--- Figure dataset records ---

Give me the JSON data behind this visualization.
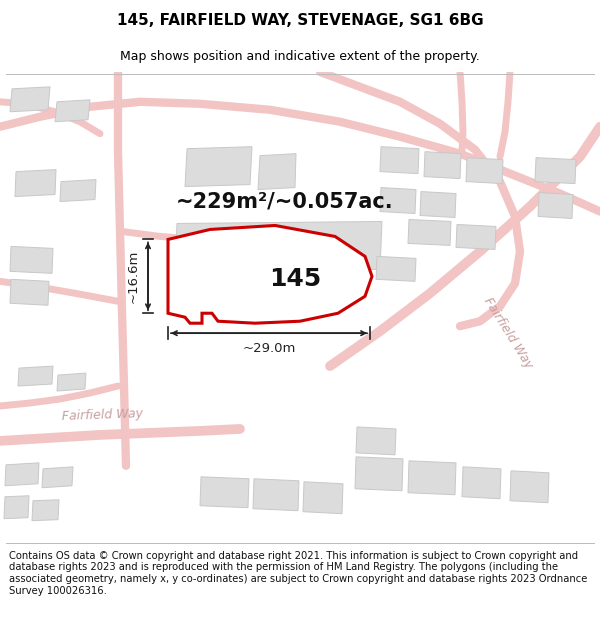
{
  "title": "145, FAIRFIELD WAY, STEVENAGE, SG1 6BG",
  "subtitle": "Map shows position and indicative extent of the property.",
  "footer": "Contains OS data © Crown copyright and database right 2021. This information is subject to Crown copyright and database rights 2023 and is reproduced with the permission of HM Land Registry. The polygons (including the associated geometry, namely x, y co-ordinates) are subject to Crown copyright and database rights 2023 Ordnance Survey 100026316.",
  "area_label": "~229m²/~0.057ac.",
  "number_label": "145",
  "width_label": "~29.0m",
  "height_label": "~16.6m",
  "bg_color": "#ffffff",
  "map_bg": "#f2f2f2",
  "road_color": "#f2c4c4",
  "building_face": "#dcdcdc",
  "building_edge": "#c8c8c8",
  "plot_fill": "#ffffff",
  "plot_edge": "#cc0000",
  "plot_lw": 2.2,
  "dim_color": "#222222",
  "street_label_color": "#c8a0a0",
  "title_fontsize": 11,
  "subtitle_fontsize": 9,
  "footer_fontsize": 7.2,
  "area_fontsize": 15,
  "num_fontsize": 18,
  "dim_fontsize": 9.5,
  "street_fontsize": 9
}
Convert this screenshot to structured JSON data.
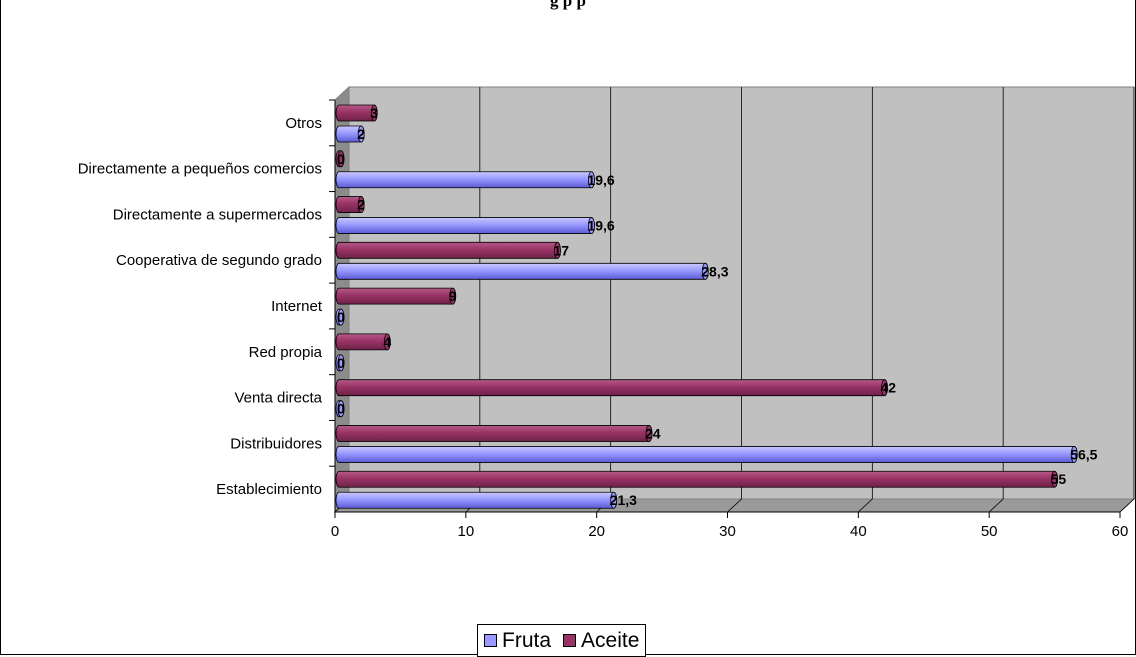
{
  "chart_data": {
    "type": "bar",
    "orientation": "horizontal",
    "three_d": true,
    "title": "",
    "categories": [
      "Establecimiento",
      "Distribuidores",
      "Venta directa",
      "Red propia",
      "Internet",
      "Cooperativa de segundo grado",
      "Directamente a supermercados",
      "Directamente a pequeños comercios",
      "Otros"
    ],
    "series": [
      {
        "name": "Fruta",
        "color": "#9999ff",
        "values": [
          21.3,
          56.5,
          0,
          0,
          0,
          28.3,
          19.6,
          19.6,
          2
        ],
        "labels": [
          "21,3",
          "56,5",
          "0",
          "0",
          "0",
          "28,3",
          "19,6",
          "19,6",
          "2"
        ]
      },
      {
        "name": "Aceite",
        "color": "#993366",
        "values": [
          55,
          24,
          42,
          4,
          9,
          17,
          2,
          0,
          3
        ],
        "labels": [
          "55",
          "24",
          "42",
          "4",
          "9",
          "17",
          "2",
          "0",
          "3"
        ]
      }
    ],
    "xlim": [
      0,
      60
    ],
    "xticks": [
      "0",
      "10",
      "20",
      "30",
      "40",
      "50",
      "60"
    ],
    "grid": true,
    "legend_position": "bottom"
  },
  "header": {
    "title_fragment": "g                                                                                    p            p"
  },
  "legend": {
    "items": [
      "Fruta",
      "Aceite"
    ]
  }
}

--- WHAT YOU NEED TO DO ---
Output an exact copy of the material, with the pictures removed.

--- SOLUTION TO THE PROBLEM ---
Give me the JSON data behind this visualization.
{
  "title": "145, FAIRFIELD WAY, STEVENAGE, SG1 6BG",
  "subtitle": "Map shows position and indicative extent of the property.",
  "footer": "Contains OS data © Crown copyright and database right 2021. This information is subject to Crown copyright and database rights 2023 and is reproduced with the permission of HM Land Registry. The polygons (including the associated geometry, namely x, y co-ordinates) are subject to Crown copyright and database rights 2023 Ordnance Survey 100026316.",
  "area_label": "~229m²/~0.057ac.",
  "number_label": "145",
  "width_label": "~29.0m",
  "height_label": "~16.6m",
  "bg_color": "#ffffff",
  "map_bg": "#f2f2f2",
  "road_color": "#f2c4c4",
  "building_face": "#dcdcdc",
  "building_edge": "#c8c8c8",
  "plot_fill": "#ffffff",
  "plot_edge": "#cc0000",
  "plot_lw": 2.2,
  "dim_color": "#222222",
  "street_label_color": "#c8a0a0",
  "title_fontsize": 11,
  "subtitle_fontsize": 9,
  "footer_fontsize": 7.2,
  "area_fontsize": 15,
  "num_fontsize": 18,
  "dim_fontsize": 9.5,
  "street_fontsize": 9
}
Convert this screenshot to structured JSON data.
{
  "chart_data": {
    "type": "bar",
    "orientation": "horizontal",
    "three_d": true,
    "title": "",
    "categories": [
      "Establecimiento",
      "Distribuidores",
      "Venta directa",
      "Red propia",
      "Internet",
      "Cooperativa de segundo grado",
      "Directamente a supermercados",
      "Directamente a pequeños comercios",
      "Otros"
    ],
    "series": [
      {
        "name": "Fruta",
        "color": "#9999ff",
        "values": [
          21.3,
          56.5,
          0,
          0,
          0,
          28.3,
          19.6,
          19.6,
          2
        ],
        "labels": [
          "21,3",
          "56,5",
          "0",
          "0",
          "0",
          "28,3",
          "19,6",
          "19,6",
          "2"
        ]
      },
      {
        "name": "Aceite",
        "color": "#993366",
        "values": [
          55,
          24,
          42,
          4,
          9,
          17,
          2,
          0,
          3
        ],
        "labels": [
          "55",
          "24",
          "42",
          "4",
          "9",
          "17",
          "2",
          "0",
          "3"
        ]
      }
    ],
    "xlim": [
      0,
      60
    ],
    "xticks": [
      "0",
      "10",
      "20",
      "30",
      "40",
      "50",
      "60"
    ],
    "grid": true,
    "legend_position": "bottom"
  },
  "header": {
    "title_fragment": "g                                                                                    p            p"
  },
  "legend": {
    "items": [
      "Fruta",
      "Aceite"
    ]
  }
}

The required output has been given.